▶ To be done: Could you print all the entries exactly?

▶ Provided data:
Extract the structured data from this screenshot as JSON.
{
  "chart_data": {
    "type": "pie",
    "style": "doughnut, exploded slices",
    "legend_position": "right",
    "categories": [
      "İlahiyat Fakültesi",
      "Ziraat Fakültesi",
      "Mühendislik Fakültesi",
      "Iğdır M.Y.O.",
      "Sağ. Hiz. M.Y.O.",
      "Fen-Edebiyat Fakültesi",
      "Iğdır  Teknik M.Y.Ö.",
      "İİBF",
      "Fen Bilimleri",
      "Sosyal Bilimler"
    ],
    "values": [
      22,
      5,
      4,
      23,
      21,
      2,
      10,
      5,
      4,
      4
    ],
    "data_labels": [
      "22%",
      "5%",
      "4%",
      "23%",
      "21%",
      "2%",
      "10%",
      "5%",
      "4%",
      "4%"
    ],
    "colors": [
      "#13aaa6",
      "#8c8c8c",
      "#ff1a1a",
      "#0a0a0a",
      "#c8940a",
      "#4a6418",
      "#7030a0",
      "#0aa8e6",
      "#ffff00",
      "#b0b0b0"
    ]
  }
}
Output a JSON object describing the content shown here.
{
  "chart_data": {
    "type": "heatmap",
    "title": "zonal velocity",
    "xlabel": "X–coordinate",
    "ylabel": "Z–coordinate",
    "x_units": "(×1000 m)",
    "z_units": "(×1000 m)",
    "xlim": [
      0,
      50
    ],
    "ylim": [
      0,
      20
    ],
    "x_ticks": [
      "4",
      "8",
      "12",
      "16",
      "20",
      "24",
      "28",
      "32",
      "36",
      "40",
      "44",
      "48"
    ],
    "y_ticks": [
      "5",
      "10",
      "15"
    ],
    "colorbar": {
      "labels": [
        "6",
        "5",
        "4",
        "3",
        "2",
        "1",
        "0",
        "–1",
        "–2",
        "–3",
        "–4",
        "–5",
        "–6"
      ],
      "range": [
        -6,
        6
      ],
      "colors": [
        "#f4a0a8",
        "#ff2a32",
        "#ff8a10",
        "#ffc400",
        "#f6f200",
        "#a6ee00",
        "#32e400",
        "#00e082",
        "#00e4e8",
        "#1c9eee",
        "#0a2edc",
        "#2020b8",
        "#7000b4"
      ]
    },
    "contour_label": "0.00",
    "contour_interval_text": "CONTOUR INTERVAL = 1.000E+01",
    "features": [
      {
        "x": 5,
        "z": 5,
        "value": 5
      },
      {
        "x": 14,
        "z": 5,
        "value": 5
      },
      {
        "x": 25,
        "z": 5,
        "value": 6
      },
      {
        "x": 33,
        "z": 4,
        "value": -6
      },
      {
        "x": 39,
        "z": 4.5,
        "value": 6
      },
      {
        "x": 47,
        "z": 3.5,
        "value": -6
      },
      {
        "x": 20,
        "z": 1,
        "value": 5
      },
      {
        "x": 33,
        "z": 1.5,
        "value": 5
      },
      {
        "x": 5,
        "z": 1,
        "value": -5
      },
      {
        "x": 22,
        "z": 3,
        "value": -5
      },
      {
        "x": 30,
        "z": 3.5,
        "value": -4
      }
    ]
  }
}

▶ Result below:
Extract the structured data from this screenshot as JSON.
{
  "chart_data": {
    "type": "pie",
    "style": "doughnut, exploded slices",
    "legend_position": "right",
    "categories": [
      "İlahiyat Fakültesi",
      "Ziraat Fakültesi",
      "Mühendislik Fakültesi",
      "Iğdır M.Y.O.",
      "Sağ. Hiz. M.Y.O.",
      "Fen-Edebiyat Fakültesi",
      "Iğdır  Teknik M.Y.Ö.",
      "İİBF",
      "Fen Bilimleri",
      "Sosyal Bilimler"
    ],
    "values": [
      22,
      5,
      4,
      23,
      21,
      2,
      10,
      5,
      4,
      4
    ],
    "data_labels": [
      "22%",
      "5%",
      "4%",
      "23%",
      "21%",
      "2%",
      "10%",
      "5%",
      "4%",
      "4%"
    ],
    "colors": [
      "#13aaa6",
      "#8c8c8c",
      "#ff1a1a",
      "#0a0a0a",
      "#c8940a",
      "#4a6418",
      "#7030a0",
      "#0aa8e6",
      "#ffff00",
      "#b0b0b0"
    ]
  }
}
Output a JSON object describing the content shown here.
{
  "chart_data": {
    "type": "heatmap",
    "title": "zonal velocity",
    "xlabel": "X–coordinate",
    "ylabel": "Z–coordinate",
    "x_units": "(×1000 m)",
    "z_units": "(×1000 m)",
    "xlim": [
      0,
      50
    ],
    "ylim": [
      0,
      20
    ],
    "x_ticks": [
      "4",
      "8",
      "12",
      "16",
      "20",
      "24",
      "28",
      "32",
      "36",
      "40",
      "44",
      "48"
    ],
    "y_ticks": [
      "5",
      "10",
      "15"
    ],
    "colorbar": {
      "labels": [
        "6",
        "5",
        "4",
        "3",
        "2",
        "1",
        "0",
        "–1",
        "–2",
        "–3",
        "–4",
        "–5",
        "–6"
      ],
      "range": [
        -6,
        6
      ],
      "colors": [
        "#f4a0a8",
        "#ff2a32",
        "#ff8a10",
        "#ffc400",
        "#f6f200",
        "#a6ee00",
        "#32e400",
        "#00e082",
        "#00e4e8",
        "#1c9eee",
        "#0a2edc",
        "#2020b8",
        "#7000b4"
      ]
    },
    "contour_label": "0.00",
    "contour_interval_text": "CONTOUR INTERVAL = 1.000E+01",
    "features": [
      {
        "x": 5,
        "z": 5,
        "value": 5
      },
      {
        "x": 14,
        "z": 5,
        "value": 5
      },
      {
        "x": 25,
        "z": 5,
        "value": 6
      },
      {
        "x": 33,
        "z": 4,
        "value": -6
      },
      {
        "x": 39,
        "z": 4.5,
        "value": 6
      },
      {
        "x": 47,
        "z": 3.5,
        "value": -6
      },
      {
        "x": 20,
        "z": 1,
        "value": 5
      },
      {
        "x": 33,
        "z": 1.5,
        "value": 5
      },
      {
        "x": 5,
        "z": 1,
        "value": -5
      },
      {
        "x": 22,
        "z": 3,
        "value": -5
      },
      {
        "x": 30,
        "z": 3.5,
        "value": -4
      }
    ]
  }
}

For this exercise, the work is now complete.